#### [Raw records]
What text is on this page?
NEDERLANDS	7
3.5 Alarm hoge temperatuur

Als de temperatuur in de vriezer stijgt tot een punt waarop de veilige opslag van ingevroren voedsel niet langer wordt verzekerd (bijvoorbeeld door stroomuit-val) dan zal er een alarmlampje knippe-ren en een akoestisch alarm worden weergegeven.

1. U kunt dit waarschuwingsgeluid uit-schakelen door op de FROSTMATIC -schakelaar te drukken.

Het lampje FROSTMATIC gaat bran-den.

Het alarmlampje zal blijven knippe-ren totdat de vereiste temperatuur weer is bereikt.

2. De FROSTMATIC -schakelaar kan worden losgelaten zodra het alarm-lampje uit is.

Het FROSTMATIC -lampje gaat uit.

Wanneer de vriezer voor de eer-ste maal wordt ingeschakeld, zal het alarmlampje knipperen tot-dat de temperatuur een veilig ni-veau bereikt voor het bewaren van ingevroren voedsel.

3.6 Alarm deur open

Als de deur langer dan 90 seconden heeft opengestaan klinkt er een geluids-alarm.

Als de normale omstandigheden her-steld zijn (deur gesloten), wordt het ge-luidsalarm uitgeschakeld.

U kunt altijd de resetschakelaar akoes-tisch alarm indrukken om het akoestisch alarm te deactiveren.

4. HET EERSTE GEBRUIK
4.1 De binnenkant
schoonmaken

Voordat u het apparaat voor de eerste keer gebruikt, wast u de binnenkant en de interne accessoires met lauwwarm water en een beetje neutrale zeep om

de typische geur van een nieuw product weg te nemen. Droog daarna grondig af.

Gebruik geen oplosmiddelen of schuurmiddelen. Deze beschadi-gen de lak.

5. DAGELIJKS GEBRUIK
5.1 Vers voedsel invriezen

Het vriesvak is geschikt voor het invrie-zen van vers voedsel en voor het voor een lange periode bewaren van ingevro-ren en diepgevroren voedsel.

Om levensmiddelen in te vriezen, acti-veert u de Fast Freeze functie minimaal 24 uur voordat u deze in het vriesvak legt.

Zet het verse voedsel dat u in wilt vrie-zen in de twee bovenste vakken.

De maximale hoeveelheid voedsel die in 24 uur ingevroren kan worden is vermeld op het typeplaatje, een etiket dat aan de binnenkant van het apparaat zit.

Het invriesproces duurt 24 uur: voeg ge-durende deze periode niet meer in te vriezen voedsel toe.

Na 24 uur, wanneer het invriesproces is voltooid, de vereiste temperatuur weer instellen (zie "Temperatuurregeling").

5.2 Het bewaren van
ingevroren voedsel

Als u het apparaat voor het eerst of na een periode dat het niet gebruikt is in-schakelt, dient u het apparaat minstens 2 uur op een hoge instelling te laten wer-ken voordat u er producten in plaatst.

==

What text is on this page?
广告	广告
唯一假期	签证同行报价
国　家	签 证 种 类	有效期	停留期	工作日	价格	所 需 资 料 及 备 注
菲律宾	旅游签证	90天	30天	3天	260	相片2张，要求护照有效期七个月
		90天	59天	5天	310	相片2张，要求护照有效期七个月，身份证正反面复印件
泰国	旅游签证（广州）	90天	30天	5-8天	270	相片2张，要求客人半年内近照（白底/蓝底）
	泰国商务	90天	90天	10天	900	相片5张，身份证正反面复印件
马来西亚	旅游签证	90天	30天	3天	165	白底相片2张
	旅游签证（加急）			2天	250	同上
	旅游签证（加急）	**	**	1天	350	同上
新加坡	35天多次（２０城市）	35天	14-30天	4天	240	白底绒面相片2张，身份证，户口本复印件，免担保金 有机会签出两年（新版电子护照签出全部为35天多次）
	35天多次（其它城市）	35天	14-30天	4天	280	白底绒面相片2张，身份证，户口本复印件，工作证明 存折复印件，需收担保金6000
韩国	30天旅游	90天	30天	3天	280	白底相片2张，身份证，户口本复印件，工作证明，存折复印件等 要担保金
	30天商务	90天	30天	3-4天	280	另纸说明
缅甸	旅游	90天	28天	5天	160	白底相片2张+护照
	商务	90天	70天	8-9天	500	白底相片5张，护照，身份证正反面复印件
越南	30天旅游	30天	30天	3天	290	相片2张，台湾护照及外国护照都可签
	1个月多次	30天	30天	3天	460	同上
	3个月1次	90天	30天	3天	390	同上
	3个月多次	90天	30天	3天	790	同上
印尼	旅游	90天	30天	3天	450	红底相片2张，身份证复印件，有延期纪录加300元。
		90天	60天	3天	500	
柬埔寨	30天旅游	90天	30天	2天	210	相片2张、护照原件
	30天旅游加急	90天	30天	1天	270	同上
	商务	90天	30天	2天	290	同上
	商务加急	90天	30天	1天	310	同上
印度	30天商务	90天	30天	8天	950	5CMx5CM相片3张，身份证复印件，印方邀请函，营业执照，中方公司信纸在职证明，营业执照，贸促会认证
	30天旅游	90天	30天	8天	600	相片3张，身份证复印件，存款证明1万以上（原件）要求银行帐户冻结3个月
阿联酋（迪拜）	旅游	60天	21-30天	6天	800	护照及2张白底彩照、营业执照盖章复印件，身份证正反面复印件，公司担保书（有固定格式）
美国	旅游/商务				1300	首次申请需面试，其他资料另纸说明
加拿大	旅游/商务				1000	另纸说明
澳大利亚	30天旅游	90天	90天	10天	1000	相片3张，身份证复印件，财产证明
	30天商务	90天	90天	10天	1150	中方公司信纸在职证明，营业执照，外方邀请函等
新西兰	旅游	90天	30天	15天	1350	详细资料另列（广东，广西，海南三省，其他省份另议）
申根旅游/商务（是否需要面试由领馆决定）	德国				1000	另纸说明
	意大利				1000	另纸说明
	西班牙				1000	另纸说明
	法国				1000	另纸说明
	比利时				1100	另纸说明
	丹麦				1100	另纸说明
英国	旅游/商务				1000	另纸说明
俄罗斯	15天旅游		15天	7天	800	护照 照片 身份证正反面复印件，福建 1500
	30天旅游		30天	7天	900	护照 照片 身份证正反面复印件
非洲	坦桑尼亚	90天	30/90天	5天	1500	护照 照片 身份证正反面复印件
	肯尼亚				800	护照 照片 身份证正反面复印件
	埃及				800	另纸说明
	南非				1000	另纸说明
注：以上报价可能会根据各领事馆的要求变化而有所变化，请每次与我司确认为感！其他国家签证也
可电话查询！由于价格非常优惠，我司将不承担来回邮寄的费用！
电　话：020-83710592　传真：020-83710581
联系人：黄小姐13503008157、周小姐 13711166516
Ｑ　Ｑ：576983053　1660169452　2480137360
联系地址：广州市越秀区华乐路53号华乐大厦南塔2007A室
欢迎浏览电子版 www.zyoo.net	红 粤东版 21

==

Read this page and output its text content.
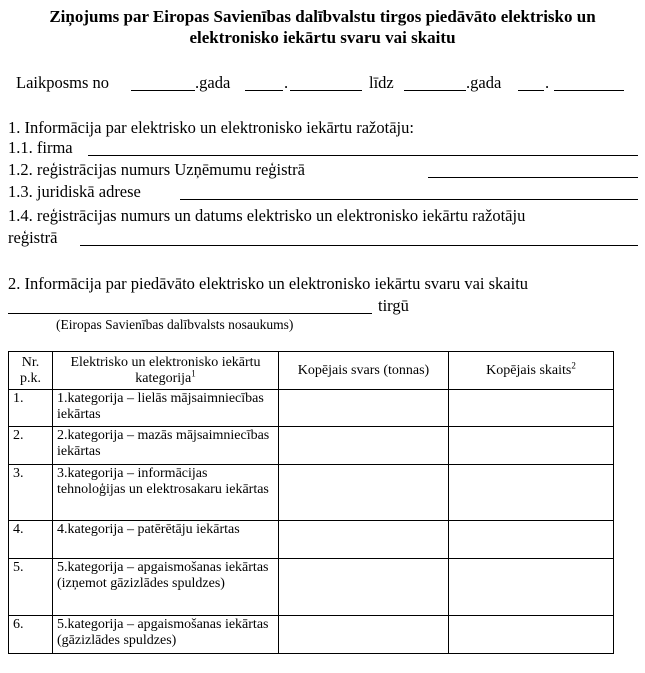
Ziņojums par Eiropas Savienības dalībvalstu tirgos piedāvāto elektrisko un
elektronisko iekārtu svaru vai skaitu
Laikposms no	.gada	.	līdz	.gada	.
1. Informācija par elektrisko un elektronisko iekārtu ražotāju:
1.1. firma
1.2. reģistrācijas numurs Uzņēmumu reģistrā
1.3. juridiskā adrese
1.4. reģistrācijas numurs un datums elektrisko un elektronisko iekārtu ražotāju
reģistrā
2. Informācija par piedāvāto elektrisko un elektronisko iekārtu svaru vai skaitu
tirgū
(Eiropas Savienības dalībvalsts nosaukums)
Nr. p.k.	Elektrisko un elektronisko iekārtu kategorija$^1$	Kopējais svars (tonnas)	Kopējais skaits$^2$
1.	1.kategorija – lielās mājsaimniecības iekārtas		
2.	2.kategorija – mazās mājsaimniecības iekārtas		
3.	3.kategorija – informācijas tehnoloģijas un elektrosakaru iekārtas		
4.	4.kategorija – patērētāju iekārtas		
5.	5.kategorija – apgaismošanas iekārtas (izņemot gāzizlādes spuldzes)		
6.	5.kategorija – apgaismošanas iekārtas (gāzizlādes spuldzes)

#### [Set problem]
All lines holding the word "身份证复印件" should be picked out and copied.

#### [Solved problem]
印尼	旅游	90天	30天	3天	450	红底相片2张，身份证复印件，有延期纪录加300元。
印度	30天商务	90天	30天	8天	950	5CMx5CM相片3张，身份证复印件，印方邀请函，营业执照，中方公司信纸在职证明，营业执照，贸促会认证
	30天旅游	90天	30天	8天	600	相片3张，身份证复印件，存款证明1万以上（原件）要求银行帐户冻结3个月
澳大利亚	30天旅游	90天	90天	10天	1000	相片3张，身份证复印件，财产证明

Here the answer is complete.